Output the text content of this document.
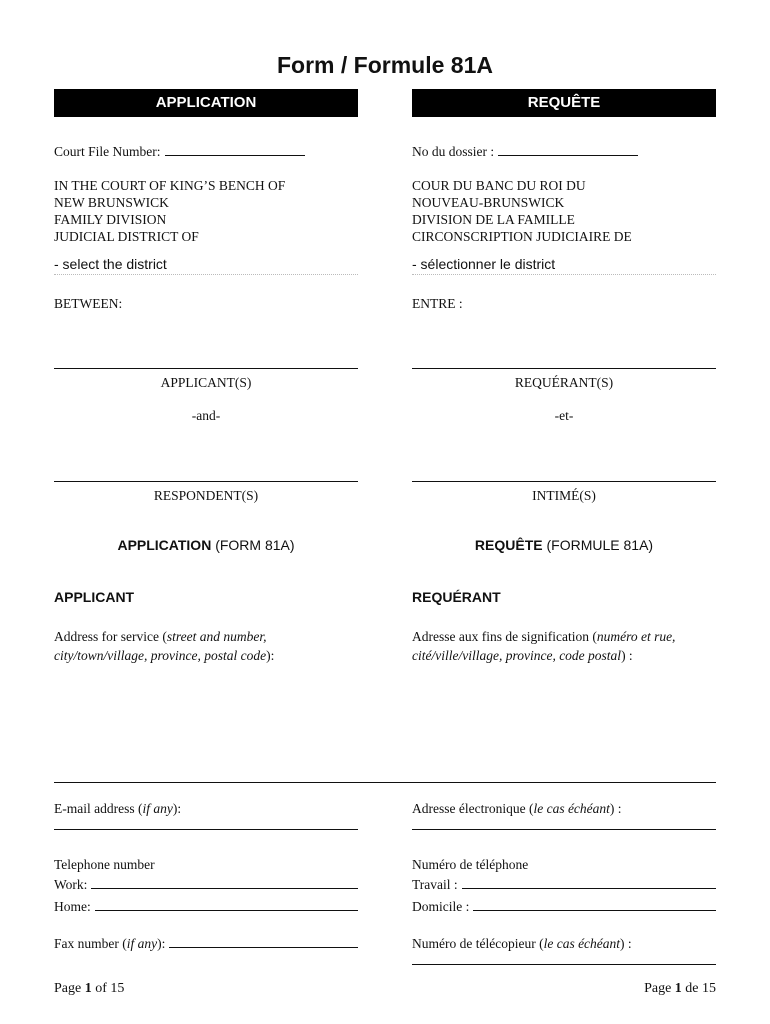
Form / Formule 81A
APPLICATION
Court File Number:
IN THE COURT OF KING’S BENCH OF
NEW BRUNSWICK
FAMILY DIVISION
JUDICIAL DISTRICT OF
- select the district
BETWEEN:
APPLICANT(S)
-and-
RESPONDENT(S)
APPLICATION (FORM 81A)
APPLICANT
Address for service (street and number,
city/town/village, province, postal code):
E-mail address (if any):
Telephone number
Work:
Home:
Fax number (if any):
Page 1 of 15
REQUÊTE
No du dossier :
COUR DU BANC DU ROI DU
NOUVEAU-BRUNSWICK
DIVISION DE LA FAMILLE
CIRCONSCRIPTION JUDICIAIRE DE
- sélectionner le district
ENTRE :
REQUÉRANT(S)
-et-
INTIMÉ(S)
REQUÊTE (FORMULE 81A)
REQUÉRANT
Adresse aux fins de signification (numéro et rue,
cité/ville/village, province, code postal) :
Adresse électronique (le cas échéant) :
Numéro de téléphone
Travail :
Domicile :
Numéro de télécopieur (le cas échéant) :
Page 1 de 15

··········

▶ **STATED EXERCISE**: Your task is to transcribe all of the records precisely, with no images included.

▶ **SOLUTION**:
Output the text content of this document.
Form / Formule 81A
APPLICATION
Court File Number:
IN THE COURT OF KING’S BENCH OF
NEW BRUNSWICK
FAMILY DIVISION
JUDICIAL DISTRICT OF
- select the district
BETWEEN:
APPLICANT(S)
-and-
RESPONDENT(S)
APPLICATION (FORM 81A)
APPLICANT
Address for service (street and number,
city/town/village, province, postal code):
E-mail address (if any):
Telephone number
Work:
Home:
Fax number (if any):
Page 1 of 15
REQUÊTE
No du dossier :
COUR DU BANC DU ROI DU
NOUVEAU-BRUNSWICK
DIVISION DE LA FAMILLE
CIRCONSCRIPTION JUDICIAIRE DE
- sélectionner le district
ENTRE :
REQUÉRANT(S)
-et-
INTIMÉ(S)
REQUÊTE (FORMULE 81A)
REQUÉRANT
Adresse aux fins de signification (numéro et rue,
cité/ville/village, province, code postal) :
Adresse électronique (le cas échéant) :
Numéro de téléphone
Travail :
Domicile :
Numéro de télécopieur (le cas échéant) :
Page 1 de 15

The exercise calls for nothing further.